## Problem requirements
Print out each entry below exactly, please.

## Material supplied
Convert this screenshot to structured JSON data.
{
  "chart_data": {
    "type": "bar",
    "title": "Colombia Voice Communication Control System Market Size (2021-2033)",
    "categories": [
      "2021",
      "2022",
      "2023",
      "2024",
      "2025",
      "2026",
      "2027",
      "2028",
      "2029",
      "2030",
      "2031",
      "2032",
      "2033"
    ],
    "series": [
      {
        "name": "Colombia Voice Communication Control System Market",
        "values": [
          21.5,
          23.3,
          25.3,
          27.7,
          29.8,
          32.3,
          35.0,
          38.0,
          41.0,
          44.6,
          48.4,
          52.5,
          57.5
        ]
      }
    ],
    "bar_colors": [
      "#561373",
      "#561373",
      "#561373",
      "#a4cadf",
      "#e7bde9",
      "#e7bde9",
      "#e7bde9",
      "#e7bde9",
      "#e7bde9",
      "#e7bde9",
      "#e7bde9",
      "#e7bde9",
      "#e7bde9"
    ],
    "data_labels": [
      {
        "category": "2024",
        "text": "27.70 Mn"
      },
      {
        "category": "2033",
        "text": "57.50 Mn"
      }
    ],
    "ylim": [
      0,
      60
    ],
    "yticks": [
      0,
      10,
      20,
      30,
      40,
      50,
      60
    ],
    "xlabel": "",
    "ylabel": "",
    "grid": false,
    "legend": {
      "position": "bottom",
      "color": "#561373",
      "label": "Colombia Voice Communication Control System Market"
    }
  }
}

## Exercise solution
Convert this screenshot to structured JSON data.
{
  "chart_data": {
    "type": "bar",
    "title": "Colombia Voice Communication Control System Market Size (2021-2033)",
    "categories": [
      "2021",
      "2022",
      "2023",
      "2024",
      "2025",
      "2026",
      "2027",
      "2028",
      "2029",
      "2030",
      "2031",
      "2032",
      "2033"
    ],
    "series": [
      {
        "name": "Colombia Voice Communication Control System Market",
        "values": [
          21.5,
          23.3,
          25.3,
          27.7,
          29.8,
          32.3,
          35.0,
          38.0,
          41.0,
          44.6,
          48.4,
          52.5,
          57.5
        ]
      }
    ],
    "bar_colors": [
      "#561373",
      "#561373",
      "#561373",
      "#a4cadf",
      "#e7bde9",
      "#e7bde9",
      "#e7bde9",
      "#e7bde9",
      "#e7bde9",
      "#e7bde9",
      "#e7bde9",
      "#e7bde9",
      "#e7bde9"
    ],
    "data_labels": [
      {
        "category": "2024",
        "text": "27.70 Mn"
      },
      {
        "category": "2033",
        "text": "57.50 Mn"
      }
    ],
    "ylim": [
      0,
      60
    ],
    "yticks": [
      0,
      10,
      20,
      30,
      40,
      50,
      60
    ],
    "xlabel": "",
    "ylabel": "",
    "grid": false,
    "legend": {
      "position": "bottom",
      "color": "#561373",
      "label": "Colombia Voice Communication Control System Market"
    }
  }
}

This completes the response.